[Data excerpts]:
=====
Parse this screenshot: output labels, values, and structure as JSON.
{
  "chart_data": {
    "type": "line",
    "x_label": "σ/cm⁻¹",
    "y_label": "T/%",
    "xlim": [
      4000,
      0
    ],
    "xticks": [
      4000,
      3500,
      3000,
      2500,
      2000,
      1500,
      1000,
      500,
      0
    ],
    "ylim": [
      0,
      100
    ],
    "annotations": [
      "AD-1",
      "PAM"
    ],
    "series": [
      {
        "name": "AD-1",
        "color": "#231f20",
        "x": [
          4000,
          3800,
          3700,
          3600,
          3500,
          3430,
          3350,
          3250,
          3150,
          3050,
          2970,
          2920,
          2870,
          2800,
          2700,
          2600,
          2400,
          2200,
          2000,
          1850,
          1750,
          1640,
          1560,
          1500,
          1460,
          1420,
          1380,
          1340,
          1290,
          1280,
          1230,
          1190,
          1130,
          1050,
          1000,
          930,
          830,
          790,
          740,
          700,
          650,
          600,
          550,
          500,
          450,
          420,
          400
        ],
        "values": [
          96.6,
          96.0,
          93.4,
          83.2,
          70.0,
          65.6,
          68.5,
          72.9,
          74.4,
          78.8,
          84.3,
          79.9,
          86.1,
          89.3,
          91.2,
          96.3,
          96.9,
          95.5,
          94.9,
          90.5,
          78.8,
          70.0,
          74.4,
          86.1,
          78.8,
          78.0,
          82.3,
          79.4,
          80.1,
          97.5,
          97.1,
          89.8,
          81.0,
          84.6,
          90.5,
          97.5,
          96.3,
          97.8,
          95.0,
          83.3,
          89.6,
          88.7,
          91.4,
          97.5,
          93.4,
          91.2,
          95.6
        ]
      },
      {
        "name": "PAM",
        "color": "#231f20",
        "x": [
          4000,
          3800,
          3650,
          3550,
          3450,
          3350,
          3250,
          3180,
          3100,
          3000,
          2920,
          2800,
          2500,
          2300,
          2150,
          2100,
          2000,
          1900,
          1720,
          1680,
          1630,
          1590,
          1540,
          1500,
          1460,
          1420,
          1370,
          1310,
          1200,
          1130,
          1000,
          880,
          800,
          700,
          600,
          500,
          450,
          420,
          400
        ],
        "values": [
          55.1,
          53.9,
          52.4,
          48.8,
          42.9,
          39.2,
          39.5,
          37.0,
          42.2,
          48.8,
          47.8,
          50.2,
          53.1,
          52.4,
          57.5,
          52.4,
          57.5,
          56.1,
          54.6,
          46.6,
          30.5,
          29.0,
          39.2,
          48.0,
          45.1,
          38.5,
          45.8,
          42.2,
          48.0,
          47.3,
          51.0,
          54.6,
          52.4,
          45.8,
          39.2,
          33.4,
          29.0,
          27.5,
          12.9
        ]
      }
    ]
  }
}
=====
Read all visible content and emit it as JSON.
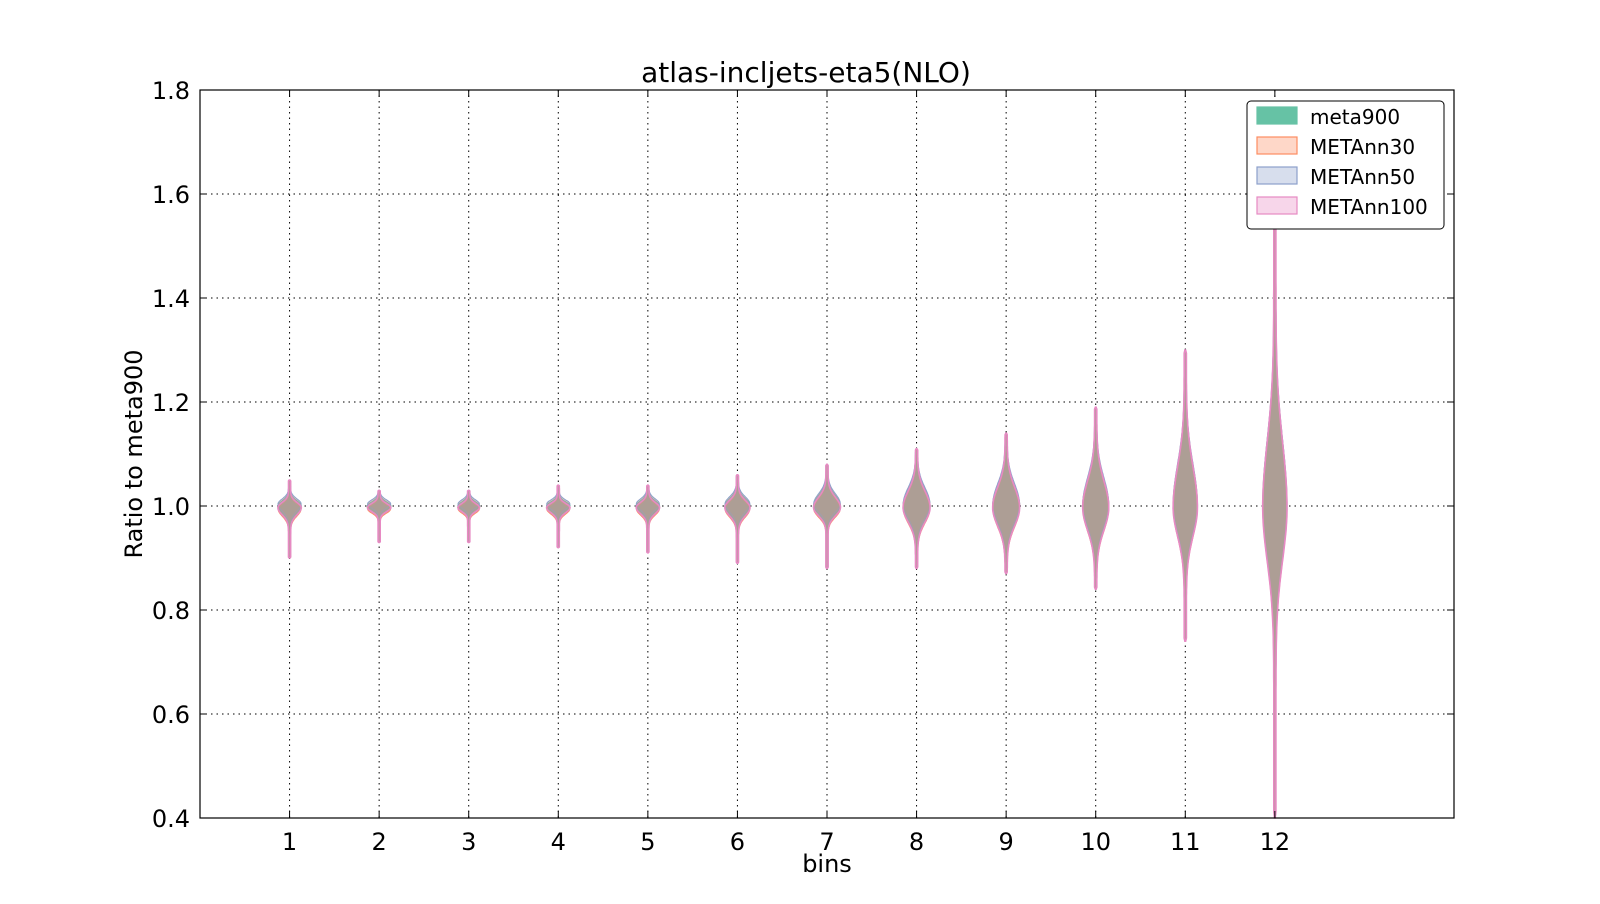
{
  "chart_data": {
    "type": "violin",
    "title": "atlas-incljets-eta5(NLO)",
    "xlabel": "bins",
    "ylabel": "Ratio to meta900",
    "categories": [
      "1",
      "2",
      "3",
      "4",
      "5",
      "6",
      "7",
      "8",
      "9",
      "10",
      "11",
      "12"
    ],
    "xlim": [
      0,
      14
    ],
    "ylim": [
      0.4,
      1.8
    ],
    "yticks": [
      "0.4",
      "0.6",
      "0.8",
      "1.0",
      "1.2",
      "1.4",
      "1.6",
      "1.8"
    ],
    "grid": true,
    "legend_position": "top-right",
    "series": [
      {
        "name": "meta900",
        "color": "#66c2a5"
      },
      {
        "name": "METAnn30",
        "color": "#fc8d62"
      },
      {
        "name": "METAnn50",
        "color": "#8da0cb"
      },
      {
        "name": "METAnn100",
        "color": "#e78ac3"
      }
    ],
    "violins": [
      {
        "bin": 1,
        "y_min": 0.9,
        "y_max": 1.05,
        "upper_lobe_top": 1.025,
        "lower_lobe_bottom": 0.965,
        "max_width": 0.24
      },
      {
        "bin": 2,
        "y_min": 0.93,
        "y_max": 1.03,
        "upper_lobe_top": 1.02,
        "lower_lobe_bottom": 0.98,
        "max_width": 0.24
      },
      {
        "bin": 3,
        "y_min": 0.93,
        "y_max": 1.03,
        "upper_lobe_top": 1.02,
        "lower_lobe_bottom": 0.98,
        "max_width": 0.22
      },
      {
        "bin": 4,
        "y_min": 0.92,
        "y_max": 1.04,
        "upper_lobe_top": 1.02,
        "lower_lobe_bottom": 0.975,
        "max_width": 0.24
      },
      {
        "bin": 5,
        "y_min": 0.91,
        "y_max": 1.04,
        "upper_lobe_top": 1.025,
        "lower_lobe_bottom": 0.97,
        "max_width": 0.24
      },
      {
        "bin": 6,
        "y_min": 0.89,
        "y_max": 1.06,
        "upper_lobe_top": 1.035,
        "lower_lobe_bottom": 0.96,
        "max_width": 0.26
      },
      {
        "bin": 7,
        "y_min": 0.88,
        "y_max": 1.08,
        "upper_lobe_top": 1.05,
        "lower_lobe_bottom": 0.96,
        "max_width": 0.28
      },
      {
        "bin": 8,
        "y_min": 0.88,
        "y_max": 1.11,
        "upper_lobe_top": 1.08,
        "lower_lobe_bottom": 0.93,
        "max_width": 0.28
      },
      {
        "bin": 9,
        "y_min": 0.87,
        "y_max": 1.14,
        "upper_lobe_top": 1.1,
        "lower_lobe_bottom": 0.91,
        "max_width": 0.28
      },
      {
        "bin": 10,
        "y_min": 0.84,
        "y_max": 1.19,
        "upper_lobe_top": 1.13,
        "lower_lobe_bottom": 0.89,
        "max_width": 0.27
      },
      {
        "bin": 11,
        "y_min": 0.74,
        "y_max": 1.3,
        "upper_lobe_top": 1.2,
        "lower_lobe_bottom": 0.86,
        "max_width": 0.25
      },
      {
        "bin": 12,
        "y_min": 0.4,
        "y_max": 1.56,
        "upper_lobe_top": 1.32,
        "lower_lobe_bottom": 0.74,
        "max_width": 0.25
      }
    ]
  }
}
=====
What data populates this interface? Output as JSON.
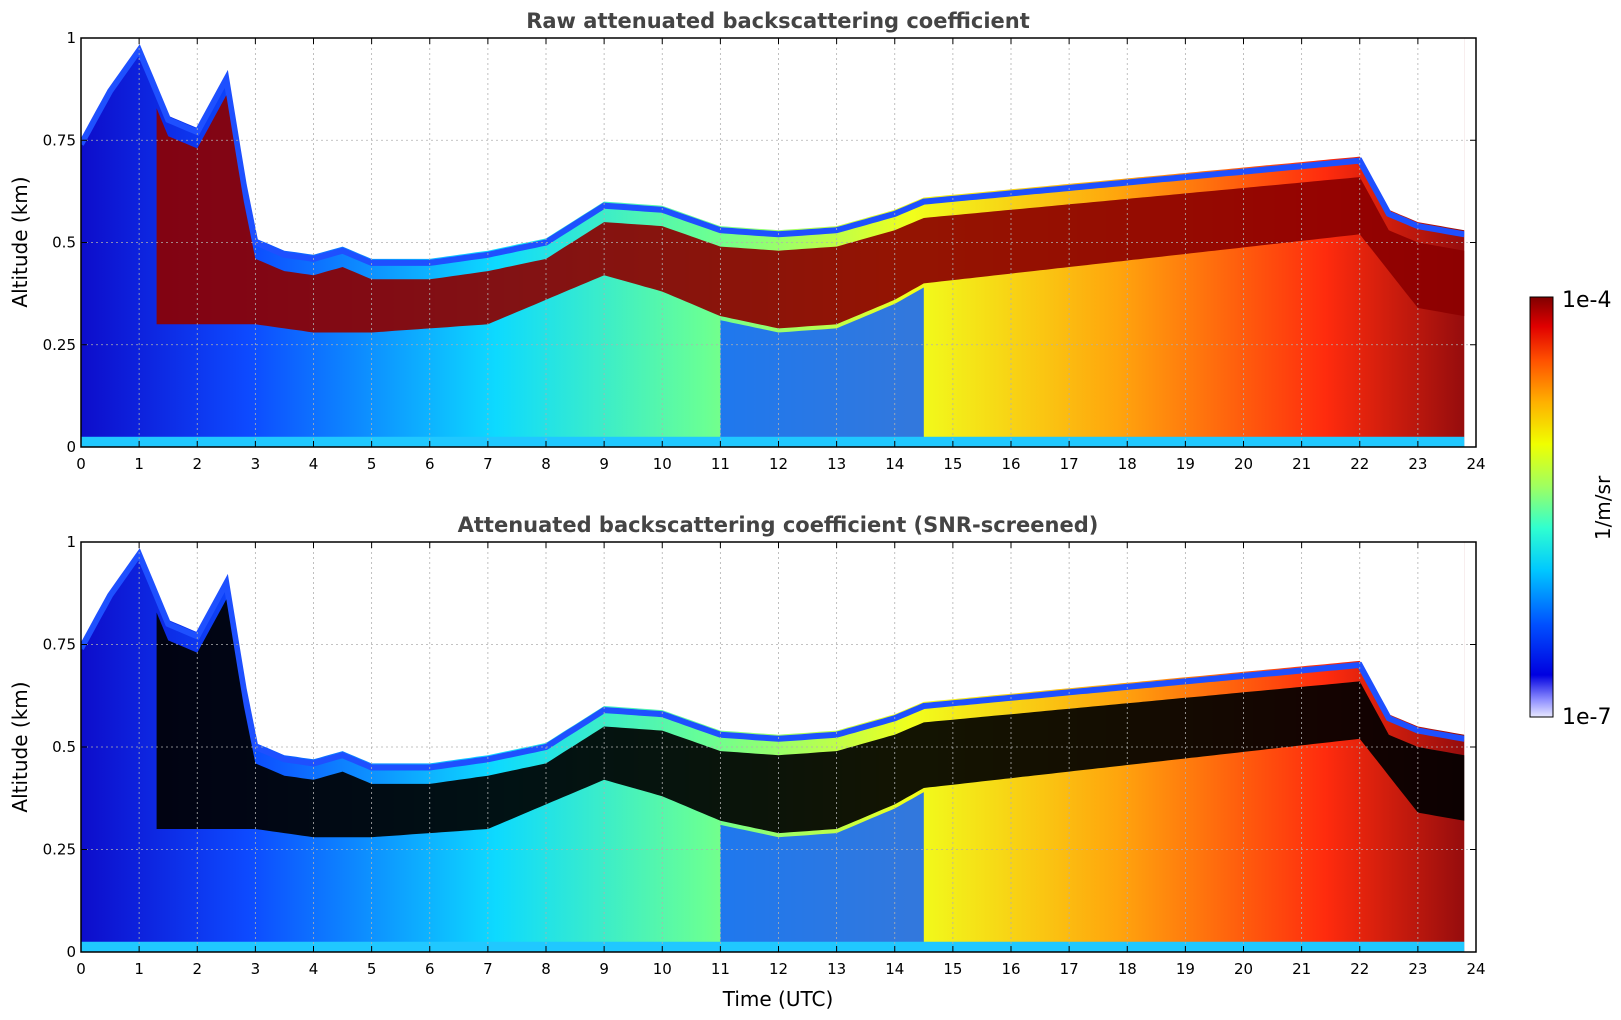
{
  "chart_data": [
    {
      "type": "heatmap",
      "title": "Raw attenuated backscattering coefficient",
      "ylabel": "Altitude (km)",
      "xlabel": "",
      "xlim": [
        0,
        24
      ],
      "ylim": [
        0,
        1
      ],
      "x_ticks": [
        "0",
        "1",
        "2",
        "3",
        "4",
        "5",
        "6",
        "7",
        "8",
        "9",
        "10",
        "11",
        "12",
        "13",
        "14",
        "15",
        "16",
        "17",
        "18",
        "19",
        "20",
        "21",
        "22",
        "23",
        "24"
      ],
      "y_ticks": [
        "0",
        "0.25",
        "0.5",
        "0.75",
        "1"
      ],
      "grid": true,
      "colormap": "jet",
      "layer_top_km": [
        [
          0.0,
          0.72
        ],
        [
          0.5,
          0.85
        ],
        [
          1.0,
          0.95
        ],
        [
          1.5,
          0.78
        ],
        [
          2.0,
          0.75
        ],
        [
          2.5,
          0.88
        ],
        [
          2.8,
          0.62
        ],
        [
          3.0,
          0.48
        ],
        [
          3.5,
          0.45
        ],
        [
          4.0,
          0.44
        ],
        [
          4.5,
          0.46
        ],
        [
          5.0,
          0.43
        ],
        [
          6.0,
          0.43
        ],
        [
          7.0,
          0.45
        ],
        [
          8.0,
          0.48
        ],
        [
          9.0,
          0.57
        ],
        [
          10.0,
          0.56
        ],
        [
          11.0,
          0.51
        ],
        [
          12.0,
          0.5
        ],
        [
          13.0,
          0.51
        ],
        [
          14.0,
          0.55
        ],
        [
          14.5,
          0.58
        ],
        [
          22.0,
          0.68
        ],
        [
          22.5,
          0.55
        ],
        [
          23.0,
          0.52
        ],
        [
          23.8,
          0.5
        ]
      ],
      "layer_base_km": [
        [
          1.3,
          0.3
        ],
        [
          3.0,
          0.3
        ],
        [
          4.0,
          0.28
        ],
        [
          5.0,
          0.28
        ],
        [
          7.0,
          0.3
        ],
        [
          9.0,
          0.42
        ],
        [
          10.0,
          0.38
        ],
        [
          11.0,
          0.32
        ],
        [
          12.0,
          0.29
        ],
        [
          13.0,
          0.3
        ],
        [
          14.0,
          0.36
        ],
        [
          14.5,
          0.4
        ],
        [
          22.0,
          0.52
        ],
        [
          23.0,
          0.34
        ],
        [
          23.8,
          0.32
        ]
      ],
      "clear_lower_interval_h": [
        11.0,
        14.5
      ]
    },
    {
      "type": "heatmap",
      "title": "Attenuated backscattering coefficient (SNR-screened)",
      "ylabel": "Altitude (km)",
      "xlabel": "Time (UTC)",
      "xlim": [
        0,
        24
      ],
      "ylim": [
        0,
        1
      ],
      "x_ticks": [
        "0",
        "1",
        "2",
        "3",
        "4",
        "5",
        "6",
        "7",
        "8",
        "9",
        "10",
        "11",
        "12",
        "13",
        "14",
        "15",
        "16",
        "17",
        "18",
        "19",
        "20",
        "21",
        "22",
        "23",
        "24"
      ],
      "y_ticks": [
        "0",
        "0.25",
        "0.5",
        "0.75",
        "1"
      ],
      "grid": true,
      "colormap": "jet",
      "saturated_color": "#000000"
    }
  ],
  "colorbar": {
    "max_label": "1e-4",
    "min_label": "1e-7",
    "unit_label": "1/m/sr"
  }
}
=====
[What is expected]: Tally up how many lines in the preceding listing contain the word "type". Give nothing but the number.

[Exercise answer]: 4